## Begin
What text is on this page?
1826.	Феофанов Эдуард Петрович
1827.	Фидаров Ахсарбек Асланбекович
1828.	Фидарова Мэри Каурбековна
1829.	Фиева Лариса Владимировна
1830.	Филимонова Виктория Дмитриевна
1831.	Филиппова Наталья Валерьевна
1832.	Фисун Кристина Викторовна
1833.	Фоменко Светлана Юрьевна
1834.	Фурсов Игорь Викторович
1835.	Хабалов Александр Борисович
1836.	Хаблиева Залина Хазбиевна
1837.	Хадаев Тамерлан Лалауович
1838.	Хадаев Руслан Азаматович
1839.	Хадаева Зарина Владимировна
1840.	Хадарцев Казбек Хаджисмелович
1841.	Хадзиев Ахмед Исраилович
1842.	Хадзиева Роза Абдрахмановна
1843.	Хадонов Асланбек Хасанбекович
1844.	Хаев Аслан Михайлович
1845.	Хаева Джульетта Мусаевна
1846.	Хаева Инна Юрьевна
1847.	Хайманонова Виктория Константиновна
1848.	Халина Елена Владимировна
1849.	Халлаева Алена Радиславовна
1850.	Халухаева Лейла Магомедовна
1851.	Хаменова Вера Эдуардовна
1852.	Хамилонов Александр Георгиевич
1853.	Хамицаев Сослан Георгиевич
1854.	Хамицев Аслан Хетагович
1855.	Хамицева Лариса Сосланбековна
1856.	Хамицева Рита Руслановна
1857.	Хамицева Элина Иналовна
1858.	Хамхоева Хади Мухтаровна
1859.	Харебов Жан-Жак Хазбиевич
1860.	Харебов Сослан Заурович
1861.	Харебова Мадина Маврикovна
## End
Your goal:
Quote the material exactly, leaving nothing out.

Result for this exercise:
What text is on this page?
1826.	Феофанов Эдуард Петрович
1827.	Фидаров Ахсарбек Асланбекович
1828.	Фидарова Мэри Каурбековна
1829.	Фиева Лариса Владимировна
1830.	Филимонова Виктория Дмитриевна
1831.	Филиппова Наталья Валерьевна
1832.	Фисун Кристина Викторовна
1833.	Фоменко Светлана Юрьевна
1834.	Фурсов Игорь Викторович
1835.	Хабалов Александр Борисович
1836.	Хаблиева Залина Хазбиевна
1837.	Хадаев Тамерлан Лалауович
1838.	Хадаев Руслан Азаматович
1839.	Хадаева Зарина Владимировна
1840.	Хадарцев Казбек Хаджисмелович
1841.	Хадзиев Ахмед Исраилович
1842.	Хадзиева Роза Абдрахмановна
1843.	Хадонов Асланбек Хасанбекович
1844.	Хаев Аслан Михайлович
1845.	Хаева Джульетта Мусаевна
1846.	Хаева Инна Юрьевна
1847.	Хайманонова Виктория Константиновна
1848.	Халина Елена Владимировна
1849.	Халлаева Алена Радиславовна
1850.	Халухаева Лейла Магомедовна
1851.	Хаменова Вера Эдуардовна
1852.	Хамилонов Александр Георгиевич
1853.	Хамицаев Сослан Георгиевич
1854.	Хамицев Аслан Хетагович
1855.	Хамицева Лариса Сосланбековна
1856.	Хамицева Рита Руслановна
1857.	Хамицева Элина Иналовна
1858.	Хамхоева Хади Мухтаровна
1859.	Харебов Жан-Жак Хазбиевич
1860.	Харебов Сослан Заурович
1861.	Харебова Мадина Маврикovна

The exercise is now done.